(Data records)
================================

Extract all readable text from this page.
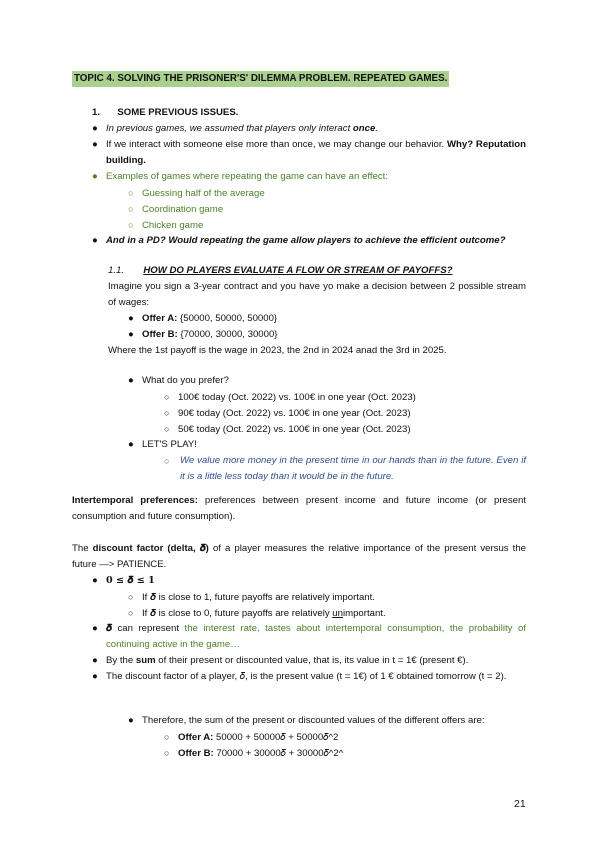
TOPIC 4. SOLVING THE PRISONER'S' DILEMMA PROBLEM. REPEATED GAMES.
1. SOME PREVIOUS ISSUES.
● In previous games, we assumed that players only interact once.
● If we interact with someone else more than once, we may change our behavior. Why? Reputation building.
● Examples of games where repeating the game can have an effect:
○ Guessing half of the average
○ Coordination game
○ Chicken game
● And in a PD? Would repeating the game allow players to achieve the efficient outcome?
1.1. HOW DO PLAYERS EVALUATE A FLOW OR STREAM OF PAYOFFS?
Imagine you sign a 3-year contract and you have yo make a decision between 2 possible stream of wages:
● Offer A: {50000, 50000, 50000}
● Offer B: {70000, 30000, 30000}
Where the 1st payoff is the wage in 2023, the 2nd in 2024 anad the 3rd in 2025.
● What do you prefer?
○ 100€ today (Oct. 2022) vs. 100€ in one year (Oct. 2023)
○ 90€ today (Oct. 2022) vs. 100€ in one year (Oct. 2023)
○ 50€ today (Oct. 2022) vs. 100€ in one year (Oct. 2023)
● LET'S PLAY!
○	We value more money in the present time in our hands than in the future. Even if it is a little less today than it would be in the future.
Intertemporal preferences: preferences between present income and future income (or present consumption and future consumption).
The discount factor (delta, 𝜹) of a player measures the relative importance of the present versus the future —> PATIENCE.
● 0 ≤ 𝜹 ≤ 1
○ If 𝜹 is close to 1, future payoffs are relatively important.
○ If 𝜹 is close to 0, future payoffs are relatively unimportant.
● 𝜹 can represent the interest rate, tastes about intertemporal consumption, the probability of continuing active in the game…
● By the sum of their present or discounted value, that is, its value in t = 1€ (present €).
● The discount factor of a player, 𝛿, is the present value (t = 1€) of 1 € obtained tomorrow (t = 2).
● Therefore, the sum of the present or discounted values of the different offers are:
○ Offer A: 50000 + 50000𝛿 + 50000𝛿^2
○ Offer B: 70000 + 30000𝛿 + 30000𝛿^2^
21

================================

Write out each line of the data exactly; the images should be left out.

» **TASK RESPONSE**:
Extract all readable text from this page.
TOPIC 4. SOLVING THE PRISONER'S' DILEMMA PROBLEM. REPEATED GAMES.
1. SOME PREVIOUS ISSUES.
● In previous games, we assumed that players only interact once.
● If we interact with someone else more than once, we may change our behavior. Why? Reputation building.
● Examples of games where repeating the game can have an effect:
○ Guessing half of the average
○ Coordination game
○ Chicken game
● And in a PD? Would repeating the game allow players to achieve the efficient outcome?
1.1. HOW DO PLAYERS EVALUATE A FLOW OR STREAM OF PAYOFFS?
Imagine you sign a 3-year contract and you have yo make a decision between 2 possible stream of wages:
● Offer A: {50000, 50000, 50000}
● Offer B: {70000, 30000, 30000}
Where the 1st payoff is the wage in 2023, the 2nd in 2024 anad the 3rd in 2025.
● What do you prefer?
○ 100€ today (Oct. 2022) vs. 100€ in one year (Oct. 2023)
○ 90€ today (Oct. 2022) vs. 100€ in one year (Oct. 2023)
○ 50€ today (Oct. 2022) vs. 100€ in one year (Oct. 2023)
● LET'S PLAY!
○	We value more money in the present time in our hands than in the future. Even if it is a little less today than it would be in the future.
Intertemporal preferences: preferences between present income and future income (or present consumption and future consumption).
The discount factor (delta, 𝜹) of a player measures the relative importance of the present versus the future —> PATIENCE.
● 0 ≤ 𝜹 ≤ 1
○ If 𝜹 is close to 1, future payoffs are relatively important.
○ If 𝜹 is close to 0, future payoffs are relatively unimportant.
● 𝜹 can represent the interest rate, tastes about intertemporal consumption, the probability of continuing active in the game…
● By the sum of their present or discounted value, that is, its value in t = 1€ (present €).
● The discount factor of a player, 𝛿, is the present value (t = 1€) of 1 € obtained tomorrow (t = 2).
● Therefore, the sum of the present or discounted values of the different offers are:
○ Offer A: 50000 + 50000𝛿 + 50000𝛿^2
○ Offer B: 70000 + 30000𝛿 + 30000𝛿^2^
21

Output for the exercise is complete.